- _WORK REQUIRED_: Check the listing below for lines with the word "text" and say how many there are, with nothing but the number.

[start of MATERIAL PROVIDED]

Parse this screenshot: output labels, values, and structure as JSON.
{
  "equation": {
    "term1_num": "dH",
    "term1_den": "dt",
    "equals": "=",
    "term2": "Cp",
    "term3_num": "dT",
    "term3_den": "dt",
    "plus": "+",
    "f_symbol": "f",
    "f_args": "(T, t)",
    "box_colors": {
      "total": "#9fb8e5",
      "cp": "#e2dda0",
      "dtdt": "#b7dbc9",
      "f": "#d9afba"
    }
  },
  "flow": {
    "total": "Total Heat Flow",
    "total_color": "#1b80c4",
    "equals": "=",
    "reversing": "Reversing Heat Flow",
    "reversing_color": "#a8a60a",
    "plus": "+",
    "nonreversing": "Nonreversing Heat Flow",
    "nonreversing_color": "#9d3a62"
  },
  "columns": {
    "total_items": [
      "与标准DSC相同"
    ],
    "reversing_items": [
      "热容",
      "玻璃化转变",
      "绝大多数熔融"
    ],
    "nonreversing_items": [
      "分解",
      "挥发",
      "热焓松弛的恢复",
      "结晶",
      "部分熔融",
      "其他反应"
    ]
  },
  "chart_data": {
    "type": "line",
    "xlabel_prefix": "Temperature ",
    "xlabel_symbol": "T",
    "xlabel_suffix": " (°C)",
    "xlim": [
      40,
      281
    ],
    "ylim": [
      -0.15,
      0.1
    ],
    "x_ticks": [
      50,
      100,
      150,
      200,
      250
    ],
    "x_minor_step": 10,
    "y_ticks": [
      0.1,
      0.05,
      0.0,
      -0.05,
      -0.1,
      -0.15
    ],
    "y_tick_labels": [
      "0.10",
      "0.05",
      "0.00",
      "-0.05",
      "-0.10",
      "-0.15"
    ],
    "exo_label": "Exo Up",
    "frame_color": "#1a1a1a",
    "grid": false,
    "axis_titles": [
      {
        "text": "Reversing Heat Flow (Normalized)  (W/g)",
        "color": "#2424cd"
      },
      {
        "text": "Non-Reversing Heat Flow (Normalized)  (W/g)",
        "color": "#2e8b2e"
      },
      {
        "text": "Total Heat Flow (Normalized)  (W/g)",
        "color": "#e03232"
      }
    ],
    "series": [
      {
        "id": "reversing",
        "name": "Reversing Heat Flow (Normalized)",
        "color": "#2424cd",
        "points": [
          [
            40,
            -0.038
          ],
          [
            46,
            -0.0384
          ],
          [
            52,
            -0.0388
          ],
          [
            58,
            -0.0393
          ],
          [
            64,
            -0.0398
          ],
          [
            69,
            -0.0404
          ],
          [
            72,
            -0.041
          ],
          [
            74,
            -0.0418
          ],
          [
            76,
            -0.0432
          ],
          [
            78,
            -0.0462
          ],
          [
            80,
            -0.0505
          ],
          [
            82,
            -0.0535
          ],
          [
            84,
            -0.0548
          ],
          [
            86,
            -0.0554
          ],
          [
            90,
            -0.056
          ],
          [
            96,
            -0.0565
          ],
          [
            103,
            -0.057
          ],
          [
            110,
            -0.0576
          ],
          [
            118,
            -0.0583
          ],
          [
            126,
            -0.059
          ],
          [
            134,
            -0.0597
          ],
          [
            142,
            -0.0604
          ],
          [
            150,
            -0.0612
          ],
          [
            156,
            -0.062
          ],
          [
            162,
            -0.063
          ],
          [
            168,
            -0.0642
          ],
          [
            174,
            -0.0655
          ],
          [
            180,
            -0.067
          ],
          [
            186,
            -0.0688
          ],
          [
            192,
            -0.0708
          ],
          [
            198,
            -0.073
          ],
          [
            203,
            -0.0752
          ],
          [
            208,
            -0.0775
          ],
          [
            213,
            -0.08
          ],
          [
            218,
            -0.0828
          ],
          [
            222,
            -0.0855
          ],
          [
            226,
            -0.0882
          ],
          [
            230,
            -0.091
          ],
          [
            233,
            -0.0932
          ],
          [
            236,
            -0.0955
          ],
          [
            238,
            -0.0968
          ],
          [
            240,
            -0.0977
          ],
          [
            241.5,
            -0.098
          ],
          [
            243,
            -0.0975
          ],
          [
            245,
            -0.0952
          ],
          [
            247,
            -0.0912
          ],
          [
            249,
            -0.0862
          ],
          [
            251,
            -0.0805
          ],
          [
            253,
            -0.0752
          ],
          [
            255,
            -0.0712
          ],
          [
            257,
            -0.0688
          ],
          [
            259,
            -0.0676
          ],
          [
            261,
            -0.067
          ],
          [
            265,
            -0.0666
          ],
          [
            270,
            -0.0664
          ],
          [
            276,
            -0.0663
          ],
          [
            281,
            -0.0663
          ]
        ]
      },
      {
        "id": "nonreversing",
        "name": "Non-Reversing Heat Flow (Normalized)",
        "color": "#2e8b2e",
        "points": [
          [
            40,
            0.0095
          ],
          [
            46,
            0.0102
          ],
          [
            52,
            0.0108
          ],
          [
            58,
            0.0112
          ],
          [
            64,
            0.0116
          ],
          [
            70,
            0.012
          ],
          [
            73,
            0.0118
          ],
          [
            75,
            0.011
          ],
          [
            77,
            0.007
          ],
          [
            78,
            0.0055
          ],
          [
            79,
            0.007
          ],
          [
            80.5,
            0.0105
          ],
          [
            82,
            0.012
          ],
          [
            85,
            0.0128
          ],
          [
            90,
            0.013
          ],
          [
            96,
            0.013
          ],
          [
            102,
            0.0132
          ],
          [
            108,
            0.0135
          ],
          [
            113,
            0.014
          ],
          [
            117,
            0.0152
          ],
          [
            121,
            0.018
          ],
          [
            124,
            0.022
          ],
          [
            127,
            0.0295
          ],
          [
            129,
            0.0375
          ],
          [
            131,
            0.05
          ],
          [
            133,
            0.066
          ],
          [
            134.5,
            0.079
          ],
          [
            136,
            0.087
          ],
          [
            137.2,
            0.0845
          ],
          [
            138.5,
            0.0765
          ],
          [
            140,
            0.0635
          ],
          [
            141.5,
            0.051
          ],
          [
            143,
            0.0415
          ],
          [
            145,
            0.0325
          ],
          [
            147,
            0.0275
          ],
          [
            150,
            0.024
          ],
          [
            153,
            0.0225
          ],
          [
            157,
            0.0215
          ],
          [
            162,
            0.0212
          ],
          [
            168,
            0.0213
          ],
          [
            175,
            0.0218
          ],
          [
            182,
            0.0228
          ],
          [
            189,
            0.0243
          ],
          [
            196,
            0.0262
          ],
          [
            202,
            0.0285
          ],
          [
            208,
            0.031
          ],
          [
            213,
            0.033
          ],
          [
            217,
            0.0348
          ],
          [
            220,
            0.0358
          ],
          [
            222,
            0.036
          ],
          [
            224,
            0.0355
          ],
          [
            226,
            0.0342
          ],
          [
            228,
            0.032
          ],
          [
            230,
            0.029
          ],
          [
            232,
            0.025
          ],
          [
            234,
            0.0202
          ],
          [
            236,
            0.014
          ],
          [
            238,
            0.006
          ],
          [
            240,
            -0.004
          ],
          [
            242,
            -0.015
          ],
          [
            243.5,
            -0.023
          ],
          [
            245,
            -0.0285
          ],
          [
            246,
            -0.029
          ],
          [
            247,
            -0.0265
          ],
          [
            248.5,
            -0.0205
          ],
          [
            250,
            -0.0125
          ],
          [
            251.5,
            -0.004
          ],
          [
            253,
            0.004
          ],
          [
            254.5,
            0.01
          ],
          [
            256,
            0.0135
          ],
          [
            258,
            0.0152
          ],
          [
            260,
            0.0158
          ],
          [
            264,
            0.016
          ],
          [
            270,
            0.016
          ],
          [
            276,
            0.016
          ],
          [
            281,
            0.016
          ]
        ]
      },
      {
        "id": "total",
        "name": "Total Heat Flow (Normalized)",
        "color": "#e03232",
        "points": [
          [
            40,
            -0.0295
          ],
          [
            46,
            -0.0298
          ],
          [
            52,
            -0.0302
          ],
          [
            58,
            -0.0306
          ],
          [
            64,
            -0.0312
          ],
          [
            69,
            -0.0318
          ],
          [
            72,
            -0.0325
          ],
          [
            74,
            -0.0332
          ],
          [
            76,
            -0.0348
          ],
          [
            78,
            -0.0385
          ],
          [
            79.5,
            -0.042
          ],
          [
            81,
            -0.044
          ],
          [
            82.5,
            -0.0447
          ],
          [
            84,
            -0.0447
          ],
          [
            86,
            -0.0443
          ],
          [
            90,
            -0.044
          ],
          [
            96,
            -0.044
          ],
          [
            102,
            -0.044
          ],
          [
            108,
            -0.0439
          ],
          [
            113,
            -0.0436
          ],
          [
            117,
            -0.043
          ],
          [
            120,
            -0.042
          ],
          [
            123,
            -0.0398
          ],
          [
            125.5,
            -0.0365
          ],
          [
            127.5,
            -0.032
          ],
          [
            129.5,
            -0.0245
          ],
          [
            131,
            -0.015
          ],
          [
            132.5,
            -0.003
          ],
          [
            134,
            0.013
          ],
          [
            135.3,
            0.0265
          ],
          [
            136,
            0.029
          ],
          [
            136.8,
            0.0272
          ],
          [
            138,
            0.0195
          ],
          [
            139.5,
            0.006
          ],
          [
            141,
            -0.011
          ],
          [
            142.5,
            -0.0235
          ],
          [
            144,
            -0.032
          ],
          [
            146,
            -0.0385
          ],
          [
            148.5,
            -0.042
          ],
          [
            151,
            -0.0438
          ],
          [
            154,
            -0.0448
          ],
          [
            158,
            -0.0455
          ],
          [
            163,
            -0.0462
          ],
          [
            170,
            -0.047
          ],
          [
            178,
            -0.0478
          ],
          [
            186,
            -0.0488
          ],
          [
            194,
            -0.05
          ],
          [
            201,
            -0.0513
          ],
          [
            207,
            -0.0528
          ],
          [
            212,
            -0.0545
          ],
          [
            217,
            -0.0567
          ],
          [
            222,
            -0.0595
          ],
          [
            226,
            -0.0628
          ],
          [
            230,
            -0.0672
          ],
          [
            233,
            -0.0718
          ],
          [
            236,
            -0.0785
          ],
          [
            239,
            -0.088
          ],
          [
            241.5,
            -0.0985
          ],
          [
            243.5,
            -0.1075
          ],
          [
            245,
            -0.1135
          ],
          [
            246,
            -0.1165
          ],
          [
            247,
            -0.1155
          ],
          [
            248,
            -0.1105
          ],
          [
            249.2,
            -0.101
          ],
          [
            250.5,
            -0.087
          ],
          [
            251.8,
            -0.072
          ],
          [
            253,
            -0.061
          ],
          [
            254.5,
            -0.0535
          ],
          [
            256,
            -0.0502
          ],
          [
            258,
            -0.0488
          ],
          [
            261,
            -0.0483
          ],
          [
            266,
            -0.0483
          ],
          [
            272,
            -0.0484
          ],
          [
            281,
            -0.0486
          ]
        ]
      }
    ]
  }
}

[end of MATERIAL PROVIDED]

- _EXERCISE RESULT_: 3